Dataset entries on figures
>>

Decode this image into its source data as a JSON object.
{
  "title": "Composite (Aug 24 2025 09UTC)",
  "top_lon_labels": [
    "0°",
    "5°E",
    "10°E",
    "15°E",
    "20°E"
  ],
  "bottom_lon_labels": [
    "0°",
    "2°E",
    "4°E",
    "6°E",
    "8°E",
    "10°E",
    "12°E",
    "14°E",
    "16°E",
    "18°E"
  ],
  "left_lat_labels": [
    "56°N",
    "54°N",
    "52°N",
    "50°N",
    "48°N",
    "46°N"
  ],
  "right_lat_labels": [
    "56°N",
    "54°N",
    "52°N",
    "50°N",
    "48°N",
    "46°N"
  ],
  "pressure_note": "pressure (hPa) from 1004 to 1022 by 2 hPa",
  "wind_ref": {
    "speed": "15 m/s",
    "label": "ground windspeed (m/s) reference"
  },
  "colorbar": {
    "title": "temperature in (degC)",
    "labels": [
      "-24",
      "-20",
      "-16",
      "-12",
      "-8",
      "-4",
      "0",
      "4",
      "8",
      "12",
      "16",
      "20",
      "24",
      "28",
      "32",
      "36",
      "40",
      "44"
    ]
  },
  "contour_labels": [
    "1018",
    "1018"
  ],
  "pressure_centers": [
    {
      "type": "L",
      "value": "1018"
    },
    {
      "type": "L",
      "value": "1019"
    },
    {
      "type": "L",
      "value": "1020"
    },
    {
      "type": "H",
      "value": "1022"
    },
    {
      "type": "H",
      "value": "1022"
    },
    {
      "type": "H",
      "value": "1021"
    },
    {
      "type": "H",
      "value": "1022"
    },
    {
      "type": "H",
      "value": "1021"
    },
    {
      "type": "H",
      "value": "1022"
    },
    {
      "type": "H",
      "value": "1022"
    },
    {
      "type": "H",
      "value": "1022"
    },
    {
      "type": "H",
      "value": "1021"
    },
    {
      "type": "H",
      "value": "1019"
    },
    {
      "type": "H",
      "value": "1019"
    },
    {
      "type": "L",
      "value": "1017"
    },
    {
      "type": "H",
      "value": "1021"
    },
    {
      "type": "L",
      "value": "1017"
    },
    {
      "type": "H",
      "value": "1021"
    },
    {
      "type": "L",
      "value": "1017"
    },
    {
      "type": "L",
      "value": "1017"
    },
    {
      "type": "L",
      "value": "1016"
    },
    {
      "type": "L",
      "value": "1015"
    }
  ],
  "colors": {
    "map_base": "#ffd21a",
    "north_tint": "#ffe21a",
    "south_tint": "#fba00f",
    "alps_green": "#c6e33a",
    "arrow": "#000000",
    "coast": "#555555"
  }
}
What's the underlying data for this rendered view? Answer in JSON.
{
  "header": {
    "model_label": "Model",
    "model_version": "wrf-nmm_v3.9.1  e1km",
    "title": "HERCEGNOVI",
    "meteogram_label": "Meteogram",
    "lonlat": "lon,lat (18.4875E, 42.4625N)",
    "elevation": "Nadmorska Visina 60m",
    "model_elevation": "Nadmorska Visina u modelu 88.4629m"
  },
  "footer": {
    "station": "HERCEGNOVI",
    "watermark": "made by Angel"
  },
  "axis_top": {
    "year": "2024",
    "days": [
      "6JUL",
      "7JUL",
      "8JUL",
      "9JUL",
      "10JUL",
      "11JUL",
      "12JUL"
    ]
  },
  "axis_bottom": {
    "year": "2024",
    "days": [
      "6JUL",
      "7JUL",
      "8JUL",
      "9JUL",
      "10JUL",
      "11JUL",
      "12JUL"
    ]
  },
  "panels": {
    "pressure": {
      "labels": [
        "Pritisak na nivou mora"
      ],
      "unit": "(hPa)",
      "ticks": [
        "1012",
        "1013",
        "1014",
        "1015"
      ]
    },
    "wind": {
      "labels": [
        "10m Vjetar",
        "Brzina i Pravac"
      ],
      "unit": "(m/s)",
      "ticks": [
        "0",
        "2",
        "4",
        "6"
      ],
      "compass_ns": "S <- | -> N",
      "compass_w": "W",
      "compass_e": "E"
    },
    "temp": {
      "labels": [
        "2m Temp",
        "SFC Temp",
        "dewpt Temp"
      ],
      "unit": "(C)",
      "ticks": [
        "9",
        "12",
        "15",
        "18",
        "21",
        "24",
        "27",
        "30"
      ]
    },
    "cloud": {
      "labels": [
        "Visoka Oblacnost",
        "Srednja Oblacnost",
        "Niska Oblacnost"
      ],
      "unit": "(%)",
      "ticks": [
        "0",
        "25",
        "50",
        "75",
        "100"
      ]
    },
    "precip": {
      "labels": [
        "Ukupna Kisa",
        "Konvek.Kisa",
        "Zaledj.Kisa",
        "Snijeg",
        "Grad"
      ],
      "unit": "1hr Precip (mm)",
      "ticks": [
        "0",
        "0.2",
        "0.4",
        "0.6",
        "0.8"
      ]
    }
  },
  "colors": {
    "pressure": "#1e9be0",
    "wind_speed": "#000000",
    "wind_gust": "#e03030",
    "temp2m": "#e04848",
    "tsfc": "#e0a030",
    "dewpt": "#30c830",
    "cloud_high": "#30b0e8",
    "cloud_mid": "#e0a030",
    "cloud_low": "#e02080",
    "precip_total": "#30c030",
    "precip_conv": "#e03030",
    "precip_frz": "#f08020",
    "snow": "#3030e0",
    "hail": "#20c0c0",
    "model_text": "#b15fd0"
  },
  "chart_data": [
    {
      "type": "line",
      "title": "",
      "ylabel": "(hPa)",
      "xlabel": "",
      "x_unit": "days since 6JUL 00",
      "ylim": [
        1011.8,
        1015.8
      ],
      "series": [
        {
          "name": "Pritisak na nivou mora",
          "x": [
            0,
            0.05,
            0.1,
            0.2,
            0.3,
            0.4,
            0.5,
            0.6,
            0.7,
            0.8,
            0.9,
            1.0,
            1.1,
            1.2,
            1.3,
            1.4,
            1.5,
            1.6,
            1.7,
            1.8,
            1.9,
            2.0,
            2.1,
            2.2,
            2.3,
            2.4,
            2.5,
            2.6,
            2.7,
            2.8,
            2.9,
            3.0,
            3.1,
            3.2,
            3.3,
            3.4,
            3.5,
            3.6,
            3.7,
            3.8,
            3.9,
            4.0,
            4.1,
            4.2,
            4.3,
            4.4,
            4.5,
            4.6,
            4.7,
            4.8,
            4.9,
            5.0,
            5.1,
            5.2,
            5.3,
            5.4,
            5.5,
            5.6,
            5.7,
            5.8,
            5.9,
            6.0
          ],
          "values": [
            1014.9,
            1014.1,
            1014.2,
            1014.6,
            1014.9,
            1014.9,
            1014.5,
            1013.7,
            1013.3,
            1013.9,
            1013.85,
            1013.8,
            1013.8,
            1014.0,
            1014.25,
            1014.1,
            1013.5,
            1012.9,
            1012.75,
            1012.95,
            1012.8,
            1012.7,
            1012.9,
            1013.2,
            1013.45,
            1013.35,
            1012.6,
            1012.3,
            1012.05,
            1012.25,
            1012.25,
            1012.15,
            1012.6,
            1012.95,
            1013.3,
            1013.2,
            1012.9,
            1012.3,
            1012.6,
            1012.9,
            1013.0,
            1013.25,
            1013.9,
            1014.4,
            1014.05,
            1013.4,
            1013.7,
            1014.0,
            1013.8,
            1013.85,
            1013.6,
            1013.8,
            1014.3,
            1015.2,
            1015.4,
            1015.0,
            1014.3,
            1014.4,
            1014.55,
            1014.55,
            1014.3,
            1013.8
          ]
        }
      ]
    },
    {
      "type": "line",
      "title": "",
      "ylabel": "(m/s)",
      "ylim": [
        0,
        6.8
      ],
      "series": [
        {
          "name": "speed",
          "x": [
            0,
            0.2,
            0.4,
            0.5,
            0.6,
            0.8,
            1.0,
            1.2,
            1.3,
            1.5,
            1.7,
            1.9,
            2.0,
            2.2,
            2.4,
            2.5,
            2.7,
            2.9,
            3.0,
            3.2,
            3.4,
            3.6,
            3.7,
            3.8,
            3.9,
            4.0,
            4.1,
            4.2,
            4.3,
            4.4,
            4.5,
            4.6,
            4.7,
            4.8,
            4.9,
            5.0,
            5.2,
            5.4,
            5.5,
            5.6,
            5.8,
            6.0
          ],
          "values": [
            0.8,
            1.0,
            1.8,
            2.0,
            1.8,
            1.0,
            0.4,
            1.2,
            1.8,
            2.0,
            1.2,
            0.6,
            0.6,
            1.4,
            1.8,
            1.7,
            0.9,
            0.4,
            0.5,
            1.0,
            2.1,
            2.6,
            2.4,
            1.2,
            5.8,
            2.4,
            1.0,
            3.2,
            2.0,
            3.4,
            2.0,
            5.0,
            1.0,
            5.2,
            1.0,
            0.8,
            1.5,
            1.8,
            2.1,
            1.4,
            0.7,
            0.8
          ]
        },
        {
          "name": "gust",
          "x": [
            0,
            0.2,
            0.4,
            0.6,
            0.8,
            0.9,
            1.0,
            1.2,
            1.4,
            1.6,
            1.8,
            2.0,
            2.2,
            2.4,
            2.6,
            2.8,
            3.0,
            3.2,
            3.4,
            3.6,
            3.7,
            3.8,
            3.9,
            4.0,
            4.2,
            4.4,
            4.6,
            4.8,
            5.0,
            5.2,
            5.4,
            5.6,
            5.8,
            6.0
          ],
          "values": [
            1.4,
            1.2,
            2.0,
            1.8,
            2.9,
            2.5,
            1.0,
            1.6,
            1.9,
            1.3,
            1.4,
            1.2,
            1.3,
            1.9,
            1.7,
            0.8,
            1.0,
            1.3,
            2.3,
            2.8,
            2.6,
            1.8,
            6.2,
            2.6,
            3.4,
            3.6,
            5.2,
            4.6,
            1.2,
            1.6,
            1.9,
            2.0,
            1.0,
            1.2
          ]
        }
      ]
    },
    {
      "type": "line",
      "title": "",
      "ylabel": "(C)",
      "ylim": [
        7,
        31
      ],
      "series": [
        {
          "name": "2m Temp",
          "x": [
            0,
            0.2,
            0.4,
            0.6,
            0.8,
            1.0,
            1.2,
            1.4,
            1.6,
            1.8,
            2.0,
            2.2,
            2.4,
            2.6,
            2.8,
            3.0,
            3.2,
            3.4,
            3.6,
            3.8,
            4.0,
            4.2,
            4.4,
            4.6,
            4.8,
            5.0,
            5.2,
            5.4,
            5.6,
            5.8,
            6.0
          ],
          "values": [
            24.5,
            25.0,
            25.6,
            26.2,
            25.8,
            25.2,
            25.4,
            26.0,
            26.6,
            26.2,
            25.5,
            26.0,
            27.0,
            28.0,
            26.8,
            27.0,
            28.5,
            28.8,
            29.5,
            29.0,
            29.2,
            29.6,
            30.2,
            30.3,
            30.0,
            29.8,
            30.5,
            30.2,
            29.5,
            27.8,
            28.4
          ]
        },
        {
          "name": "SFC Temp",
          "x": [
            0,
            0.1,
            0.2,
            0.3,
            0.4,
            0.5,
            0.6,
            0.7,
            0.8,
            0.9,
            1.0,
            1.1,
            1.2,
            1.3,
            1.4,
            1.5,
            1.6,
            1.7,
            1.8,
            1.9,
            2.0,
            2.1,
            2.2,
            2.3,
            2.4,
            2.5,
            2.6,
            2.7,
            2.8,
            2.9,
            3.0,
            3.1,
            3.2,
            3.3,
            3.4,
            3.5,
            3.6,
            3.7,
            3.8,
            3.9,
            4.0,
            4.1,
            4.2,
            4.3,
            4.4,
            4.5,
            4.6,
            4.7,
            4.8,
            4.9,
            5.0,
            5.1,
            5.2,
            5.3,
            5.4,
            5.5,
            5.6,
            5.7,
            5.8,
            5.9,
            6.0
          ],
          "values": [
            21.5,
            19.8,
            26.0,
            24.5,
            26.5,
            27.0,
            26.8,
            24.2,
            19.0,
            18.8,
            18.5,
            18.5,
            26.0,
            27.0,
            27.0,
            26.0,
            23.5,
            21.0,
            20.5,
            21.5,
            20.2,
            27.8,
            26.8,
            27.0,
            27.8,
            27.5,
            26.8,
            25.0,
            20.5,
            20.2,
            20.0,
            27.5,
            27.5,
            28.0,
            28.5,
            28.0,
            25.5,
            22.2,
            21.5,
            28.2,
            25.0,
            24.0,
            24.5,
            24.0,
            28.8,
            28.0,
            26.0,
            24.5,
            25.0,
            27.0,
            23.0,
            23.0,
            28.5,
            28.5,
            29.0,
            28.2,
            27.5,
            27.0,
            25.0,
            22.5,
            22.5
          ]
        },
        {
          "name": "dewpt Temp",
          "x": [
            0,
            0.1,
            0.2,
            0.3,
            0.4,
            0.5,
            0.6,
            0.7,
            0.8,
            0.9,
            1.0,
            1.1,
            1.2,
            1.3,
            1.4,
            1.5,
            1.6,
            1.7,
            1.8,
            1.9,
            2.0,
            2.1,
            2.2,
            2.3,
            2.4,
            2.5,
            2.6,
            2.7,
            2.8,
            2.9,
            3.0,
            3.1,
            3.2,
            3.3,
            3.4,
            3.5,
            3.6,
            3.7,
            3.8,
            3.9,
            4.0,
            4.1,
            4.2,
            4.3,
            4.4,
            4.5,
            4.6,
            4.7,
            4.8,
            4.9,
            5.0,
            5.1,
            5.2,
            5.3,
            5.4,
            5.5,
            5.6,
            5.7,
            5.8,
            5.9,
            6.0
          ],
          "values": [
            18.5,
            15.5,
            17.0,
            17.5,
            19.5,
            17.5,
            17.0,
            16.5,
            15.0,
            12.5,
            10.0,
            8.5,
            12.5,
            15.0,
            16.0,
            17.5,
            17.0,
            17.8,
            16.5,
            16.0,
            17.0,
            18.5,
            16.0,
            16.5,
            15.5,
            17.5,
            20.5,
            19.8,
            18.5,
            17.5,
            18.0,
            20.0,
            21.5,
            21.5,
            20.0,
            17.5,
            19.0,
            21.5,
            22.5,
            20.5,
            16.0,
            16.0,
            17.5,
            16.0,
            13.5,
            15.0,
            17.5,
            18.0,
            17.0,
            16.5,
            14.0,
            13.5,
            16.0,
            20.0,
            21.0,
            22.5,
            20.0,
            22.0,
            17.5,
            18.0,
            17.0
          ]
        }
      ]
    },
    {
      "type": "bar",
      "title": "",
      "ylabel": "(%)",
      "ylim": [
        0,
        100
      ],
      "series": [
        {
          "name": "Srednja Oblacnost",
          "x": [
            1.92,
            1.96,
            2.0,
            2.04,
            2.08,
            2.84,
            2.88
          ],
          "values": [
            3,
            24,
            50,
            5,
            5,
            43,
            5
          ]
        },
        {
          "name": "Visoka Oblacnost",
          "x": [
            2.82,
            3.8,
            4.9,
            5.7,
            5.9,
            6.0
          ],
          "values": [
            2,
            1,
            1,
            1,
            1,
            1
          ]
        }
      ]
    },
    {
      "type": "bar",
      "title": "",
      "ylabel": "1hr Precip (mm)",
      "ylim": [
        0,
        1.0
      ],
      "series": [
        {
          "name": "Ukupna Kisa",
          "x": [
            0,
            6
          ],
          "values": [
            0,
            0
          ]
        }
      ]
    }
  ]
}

<<

■ EXERCISE OBJECTIVE ■
Check every line of the data, and copy the ones that contain "JSON".

■ EXERCISE RESULT ■
Decode this image into its source data as a JSON object.
What's the underlying data for this rendered view? Answer in JSON.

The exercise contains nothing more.